Using the material below, copy every line where "Toxicology" appears.

#### [Source material]
%%
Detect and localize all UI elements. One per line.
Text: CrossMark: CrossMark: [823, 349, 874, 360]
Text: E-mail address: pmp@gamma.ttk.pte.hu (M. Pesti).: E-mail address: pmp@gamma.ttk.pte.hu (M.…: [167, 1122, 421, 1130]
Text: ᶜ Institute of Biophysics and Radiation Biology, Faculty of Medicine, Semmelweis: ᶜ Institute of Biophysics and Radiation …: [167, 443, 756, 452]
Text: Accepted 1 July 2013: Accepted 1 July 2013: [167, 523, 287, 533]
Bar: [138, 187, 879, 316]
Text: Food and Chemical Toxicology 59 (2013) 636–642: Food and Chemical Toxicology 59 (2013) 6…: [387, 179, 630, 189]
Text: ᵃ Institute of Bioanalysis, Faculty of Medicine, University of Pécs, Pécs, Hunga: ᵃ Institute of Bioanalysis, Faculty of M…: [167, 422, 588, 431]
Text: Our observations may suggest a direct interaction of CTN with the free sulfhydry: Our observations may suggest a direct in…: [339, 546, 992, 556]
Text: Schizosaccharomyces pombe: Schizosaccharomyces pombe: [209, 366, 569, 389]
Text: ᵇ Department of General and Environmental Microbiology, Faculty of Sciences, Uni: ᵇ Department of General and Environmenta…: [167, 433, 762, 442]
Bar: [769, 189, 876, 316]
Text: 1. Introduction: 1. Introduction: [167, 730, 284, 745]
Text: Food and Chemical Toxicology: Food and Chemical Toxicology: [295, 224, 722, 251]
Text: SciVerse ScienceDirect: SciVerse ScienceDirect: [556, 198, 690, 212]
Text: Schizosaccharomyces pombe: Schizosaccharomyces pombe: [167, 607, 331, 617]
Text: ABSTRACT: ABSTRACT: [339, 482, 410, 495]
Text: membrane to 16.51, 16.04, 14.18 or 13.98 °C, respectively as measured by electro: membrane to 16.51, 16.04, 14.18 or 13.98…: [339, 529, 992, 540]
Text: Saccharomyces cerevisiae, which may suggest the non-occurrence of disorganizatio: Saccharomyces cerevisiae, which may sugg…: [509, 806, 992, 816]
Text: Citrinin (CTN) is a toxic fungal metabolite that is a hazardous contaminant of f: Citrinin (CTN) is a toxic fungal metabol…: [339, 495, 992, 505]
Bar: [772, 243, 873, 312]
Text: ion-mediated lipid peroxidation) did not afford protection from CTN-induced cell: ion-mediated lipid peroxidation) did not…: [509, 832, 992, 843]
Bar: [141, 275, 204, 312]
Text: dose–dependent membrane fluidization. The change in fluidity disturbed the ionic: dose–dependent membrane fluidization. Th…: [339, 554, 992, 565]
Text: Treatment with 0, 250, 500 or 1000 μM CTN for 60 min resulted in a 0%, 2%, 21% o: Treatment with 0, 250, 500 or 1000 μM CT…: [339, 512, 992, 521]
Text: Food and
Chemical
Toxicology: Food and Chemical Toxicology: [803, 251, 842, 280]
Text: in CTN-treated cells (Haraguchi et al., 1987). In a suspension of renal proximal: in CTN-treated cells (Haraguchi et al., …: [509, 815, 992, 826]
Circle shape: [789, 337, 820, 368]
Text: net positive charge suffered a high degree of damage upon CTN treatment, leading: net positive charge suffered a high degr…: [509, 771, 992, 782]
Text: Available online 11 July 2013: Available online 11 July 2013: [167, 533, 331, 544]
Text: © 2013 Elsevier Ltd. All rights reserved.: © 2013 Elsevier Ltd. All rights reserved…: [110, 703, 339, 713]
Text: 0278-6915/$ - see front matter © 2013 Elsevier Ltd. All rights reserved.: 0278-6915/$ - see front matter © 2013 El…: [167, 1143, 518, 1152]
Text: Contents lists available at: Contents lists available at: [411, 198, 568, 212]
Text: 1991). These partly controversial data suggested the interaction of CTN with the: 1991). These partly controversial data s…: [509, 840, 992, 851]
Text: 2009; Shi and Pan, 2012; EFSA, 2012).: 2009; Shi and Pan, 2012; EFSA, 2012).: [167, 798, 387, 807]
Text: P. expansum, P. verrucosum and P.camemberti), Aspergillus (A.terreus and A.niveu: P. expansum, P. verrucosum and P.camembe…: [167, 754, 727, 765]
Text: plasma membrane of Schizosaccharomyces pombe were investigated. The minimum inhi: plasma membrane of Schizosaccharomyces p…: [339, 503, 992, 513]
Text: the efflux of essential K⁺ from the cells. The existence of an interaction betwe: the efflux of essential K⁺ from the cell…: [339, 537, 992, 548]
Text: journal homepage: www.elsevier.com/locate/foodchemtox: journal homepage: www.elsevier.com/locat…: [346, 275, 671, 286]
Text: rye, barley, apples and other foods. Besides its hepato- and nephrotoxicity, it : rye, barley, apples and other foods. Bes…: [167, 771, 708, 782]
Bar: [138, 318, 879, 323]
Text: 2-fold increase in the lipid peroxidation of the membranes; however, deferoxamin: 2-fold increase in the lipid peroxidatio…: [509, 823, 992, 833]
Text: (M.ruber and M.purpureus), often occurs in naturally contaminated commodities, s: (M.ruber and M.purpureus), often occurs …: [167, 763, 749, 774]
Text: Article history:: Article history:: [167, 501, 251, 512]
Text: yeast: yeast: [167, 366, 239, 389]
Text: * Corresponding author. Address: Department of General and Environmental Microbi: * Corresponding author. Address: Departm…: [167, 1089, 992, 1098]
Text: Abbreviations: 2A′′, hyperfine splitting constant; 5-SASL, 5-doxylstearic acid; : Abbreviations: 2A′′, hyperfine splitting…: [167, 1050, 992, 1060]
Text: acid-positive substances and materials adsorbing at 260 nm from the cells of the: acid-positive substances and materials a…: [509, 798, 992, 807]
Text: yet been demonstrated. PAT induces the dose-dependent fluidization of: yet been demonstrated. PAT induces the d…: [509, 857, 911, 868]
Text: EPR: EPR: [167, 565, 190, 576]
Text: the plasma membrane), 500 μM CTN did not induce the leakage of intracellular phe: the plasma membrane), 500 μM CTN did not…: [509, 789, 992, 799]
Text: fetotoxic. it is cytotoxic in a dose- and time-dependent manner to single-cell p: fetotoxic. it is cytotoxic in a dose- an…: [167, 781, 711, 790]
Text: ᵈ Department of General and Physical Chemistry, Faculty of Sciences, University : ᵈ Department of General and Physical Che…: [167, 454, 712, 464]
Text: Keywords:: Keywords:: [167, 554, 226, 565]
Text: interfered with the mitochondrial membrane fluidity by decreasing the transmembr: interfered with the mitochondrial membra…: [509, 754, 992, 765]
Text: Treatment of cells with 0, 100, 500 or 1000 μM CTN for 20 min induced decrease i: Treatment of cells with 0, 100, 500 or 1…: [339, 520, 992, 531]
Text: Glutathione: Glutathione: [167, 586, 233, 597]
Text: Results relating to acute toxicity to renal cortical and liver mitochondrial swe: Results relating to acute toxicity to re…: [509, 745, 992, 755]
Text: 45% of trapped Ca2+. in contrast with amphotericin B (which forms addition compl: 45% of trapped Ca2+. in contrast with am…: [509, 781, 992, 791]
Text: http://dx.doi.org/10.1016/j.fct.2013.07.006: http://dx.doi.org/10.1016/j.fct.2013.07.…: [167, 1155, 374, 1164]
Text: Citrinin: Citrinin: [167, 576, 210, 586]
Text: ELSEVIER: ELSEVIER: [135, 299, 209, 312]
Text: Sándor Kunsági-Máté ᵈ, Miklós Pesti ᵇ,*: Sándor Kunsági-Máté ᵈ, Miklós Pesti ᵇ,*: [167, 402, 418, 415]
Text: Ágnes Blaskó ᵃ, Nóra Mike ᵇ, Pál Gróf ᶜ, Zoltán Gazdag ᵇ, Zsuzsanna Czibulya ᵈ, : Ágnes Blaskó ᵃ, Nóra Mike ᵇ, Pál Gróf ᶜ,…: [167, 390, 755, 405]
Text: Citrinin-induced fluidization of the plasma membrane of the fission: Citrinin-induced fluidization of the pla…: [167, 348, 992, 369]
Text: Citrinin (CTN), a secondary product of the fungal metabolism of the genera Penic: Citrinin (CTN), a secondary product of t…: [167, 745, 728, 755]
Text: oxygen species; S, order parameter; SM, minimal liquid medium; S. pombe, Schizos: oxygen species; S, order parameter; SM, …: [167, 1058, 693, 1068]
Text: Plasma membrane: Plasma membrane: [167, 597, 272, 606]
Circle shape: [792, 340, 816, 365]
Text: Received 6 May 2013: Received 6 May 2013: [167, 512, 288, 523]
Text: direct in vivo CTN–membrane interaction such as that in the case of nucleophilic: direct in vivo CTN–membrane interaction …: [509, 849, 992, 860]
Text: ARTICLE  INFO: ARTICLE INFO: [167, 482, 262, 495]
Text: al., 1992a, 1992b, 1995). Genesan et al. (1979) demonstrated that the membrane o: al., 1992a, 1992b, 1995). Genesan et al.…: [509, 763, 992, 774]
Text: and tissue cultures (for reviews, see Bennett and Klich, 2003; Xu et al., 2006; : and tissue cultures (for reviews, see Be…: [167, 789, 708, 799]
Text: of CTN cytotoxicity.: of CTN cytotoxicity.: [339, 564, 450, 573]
%%
#### [Expected answer]
Text: Food and Chemical Toxicology 59 (2013) 636–642: Food and Chemical Toxicology 59 (2013) 6…: [387, 179, 630, 189]
Text: Food and Chemical Toxicology: Food and Chemical Toxicology: [295, 224, 722, 251]
Toxicology: Food and Chemical Toxicology: [803, 251, 842, 280]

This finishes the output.